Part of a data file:
>> START
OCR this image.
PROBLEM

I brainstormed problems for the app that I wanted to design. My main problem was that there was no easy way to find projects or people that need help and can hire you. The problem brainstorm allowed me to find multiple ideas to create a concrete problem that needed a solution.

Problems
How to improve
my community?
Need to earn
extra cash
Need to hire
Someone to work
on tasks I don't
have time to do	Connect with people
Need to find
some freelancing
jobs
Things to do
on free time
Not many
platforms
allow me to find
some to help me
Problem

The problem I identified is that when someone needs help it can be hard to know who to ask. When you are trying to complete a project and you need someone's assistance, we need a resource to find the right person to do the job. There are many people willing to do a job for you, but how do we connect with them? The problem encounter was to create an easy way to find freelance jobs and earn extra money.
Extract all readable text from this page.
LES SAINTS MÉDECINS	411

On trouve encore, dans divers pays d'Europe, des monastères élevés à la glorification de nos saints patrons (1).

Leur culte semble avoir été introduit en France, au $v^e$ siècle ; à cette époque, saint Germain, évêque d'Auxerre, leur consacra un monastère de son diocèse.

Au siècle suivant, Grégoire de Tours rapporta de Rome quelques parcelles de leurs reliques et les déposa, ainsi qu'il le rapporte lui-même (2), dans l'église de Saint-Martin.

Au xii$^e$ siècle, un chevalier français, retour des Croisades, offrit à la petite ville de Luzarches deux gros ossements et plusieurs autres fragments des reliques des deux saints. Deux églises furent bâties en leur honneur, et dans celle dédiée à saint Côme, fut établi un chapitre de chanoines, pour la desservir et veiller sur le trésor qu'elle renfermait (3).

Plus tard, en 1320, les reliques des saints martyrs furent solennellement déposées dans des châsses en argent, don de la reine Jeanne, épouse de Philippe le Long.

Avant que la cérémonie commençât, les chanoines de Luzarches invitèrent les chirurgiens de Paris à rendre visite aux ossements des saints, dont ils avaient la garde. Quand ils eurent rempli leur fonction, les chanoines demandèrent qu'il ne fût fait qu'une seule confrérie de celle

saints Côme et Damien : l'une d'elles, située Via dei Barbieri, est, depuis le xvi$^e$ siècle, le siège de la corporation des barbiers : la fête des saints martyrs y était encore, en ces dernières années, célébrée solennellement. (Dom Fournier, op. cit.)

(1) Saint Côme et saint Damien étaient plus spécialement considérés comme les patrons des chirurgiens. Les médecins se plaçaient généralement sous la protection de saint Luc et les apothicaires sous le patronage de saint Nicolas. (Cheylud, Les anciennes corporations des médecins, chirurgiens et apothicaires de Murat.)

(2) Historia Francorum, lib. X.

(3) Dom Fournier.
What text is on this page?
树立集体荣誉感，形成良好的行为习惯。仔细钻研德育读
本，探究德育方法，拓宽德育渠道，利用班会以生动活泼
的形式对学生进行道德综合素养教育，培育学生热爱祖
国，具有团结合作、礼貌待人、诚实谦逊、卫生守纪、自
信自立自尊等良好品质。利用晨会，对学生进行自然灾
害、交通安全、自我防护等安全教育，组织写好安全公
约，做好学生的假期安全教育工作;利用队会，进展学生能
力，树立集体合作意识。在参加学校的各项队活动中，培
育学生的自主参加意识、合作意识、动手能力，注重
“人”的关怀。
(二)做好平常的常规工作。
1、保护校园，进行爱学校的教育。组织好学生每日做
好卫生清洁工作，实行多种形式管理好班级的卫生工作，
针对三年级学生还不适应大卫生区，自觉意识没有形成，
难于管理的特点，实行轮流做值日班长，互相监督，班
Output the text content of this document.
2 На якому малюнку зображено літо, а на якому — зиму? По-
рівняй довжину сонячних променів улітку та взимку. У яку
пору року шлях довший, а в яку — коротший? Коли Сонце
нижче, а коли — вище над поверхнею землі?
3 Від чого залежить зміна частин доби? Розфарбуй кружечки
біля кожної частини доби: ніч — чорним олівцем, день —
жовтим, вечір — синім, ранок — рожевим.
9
>> END
* [TASK GOAL]:
Set out the complete listing exactly as shown.

* [TASK ANSWER]:
OCR this image.
PROBLEM

I brainstormed problems for the app that I wanted to design. My main problem was that there was no easy way to find projects or people that need help and can hire you. The problem brainstorm allowed me to find multiple ideas to create a concrete problem that needed a solution.

Problems
How to improve
my community?
Need to earn
extra cash
Need to hire
Someone to work
on tasks I don't
have time to do	Connect with people
Need to find
some freelancing
jobs
Things to do
on free time
Not many
platforms
allow me to find
some to help me
Problem

The problem I identified is that when someone needs help it can be hard to know who to ask. When you are trying to complete a project and you need someone's assistance, we need a resource to find the right person to do the job. There are many people willing to do a job for you, but how do we connect with them? The problem encounter was to create an easy way to find freelance jobs and earn extra money.
Extract all readable text from this page.
LES SAINTS MÉDECINS	411

On trouve encore, dans divers pays d'Europe, des monastères élevés à la glorification de nos saints patrons (1).

Leur culte semble avoir été introduit en France, au $v^e$ siècle ; à cette époque, saint Germain, évêque d'Auxerre, leur consacra un monastère de son diocèse.

Au siècle suivant, Grégoire de Tours rapporta de Rome quelques parcelles de leurs reliques et les déposa, ainsi qu'il le rapporte lui-même (2), dans l'église de Saint-Martin.

Au xii$^e$ siècle, un chevalier français, retour des Croisades, offrit à la petite ville de Luzarches deux gros ossements et plusieurs autres fragments des reliques des deux saints. Deux églises furent bâties en leur honneur, et dans celle dédiée à saint Côme, fut établi un chapitre de chanoines, pour la desservir et veiller sur le trésor qu'elle renfermait (3).

Plus tard, en 1320, les reliques des saints martyrs furent solennellement déposées dans des châsses en argent, don de la reine Jeanne, épouse de Philippe le Long.

Avant que la cérémonie commençât, les chanoines de Luzarches invitèrent les chirurgiens de Paris à rendre visite aux ossements des saints, dont ils avaient la garde. Quand ils eurent rempli leur fonction, les chanoines demandèrent qu'il ne fût fait qu'une seule confrérie de celle

saints Côme et Damien : l'une d'elles, située Via dei Barbieri, est, depuis le xvi$^e$ siècle, le siège de la corporation des barbiers : la fête des saints martyrs y était encore, en ces dernières années, célébrée solennellement. (Dom Fournier, op. cit.)

(1) Saint Côme et saint Damien étaient plus spécialement considérés comme les patrons des chirurgiens. Les médecins se plaçaient généralement sous la protection de saint Luc et les apothicaires sous le patronage de saint Nicolas. (Cheylud, Les anciennes corporations des médecins, chirurgiens et apothicaires de Murat.)

(2) Historia Francorum, lib. X.

(3) Dom Fournier.
What text is on this page?
树立集体荣誉感，形成良好的行为习惯。仔细钻研德育读
本，探究德育方法，拓宽德育渠道，利用班会以生动活泼
的形式对学生进行道德综合素养教育，培育学生热爱祖
国，具有团结合作、礼貌待人、诚实谦逊、卫生守纪、自
信自立自尊等良好品质。利用晨会，对学生进行自然灾
害、交通安全、自我防护等安全教育，组织写好安全公
约，做好学生的假期安全教育工作;利用队会，进展学生能
力，树立集体合作意识。在参加学校的各项队活动中，培
育学生的自主参加意识、合作意识、动手能力，注重
“人”的关怀。
(二)做好平常的常规工作。
1、保护校园，进行爱学校的教育。组织好学生每日做
好卫生清洁工作，实行多种形式管理好班级的卫生工作，
针对三年级学生还不适应大卫生区，自觉意识没有形成，
难于管理的特点，实行轮流做值日班长，互相监督，班
Output the text content of this document.
2 На якому малюнку зображено літо, а на якому — зиму? По-
рівняй довжину сонячних променів улітку та взимку. У яку
пору року шлях довший, а в яку — коротший? Коли Сонце
нижче, а коли — вище над поверхнею землі?
3 Від чого залежить зміна частин доби? Розфарбуй кружечки
біля кожної частини доби: ніч — чорним олівцем, день —
жовтим, вечір — синім, ранок — рожевим.
9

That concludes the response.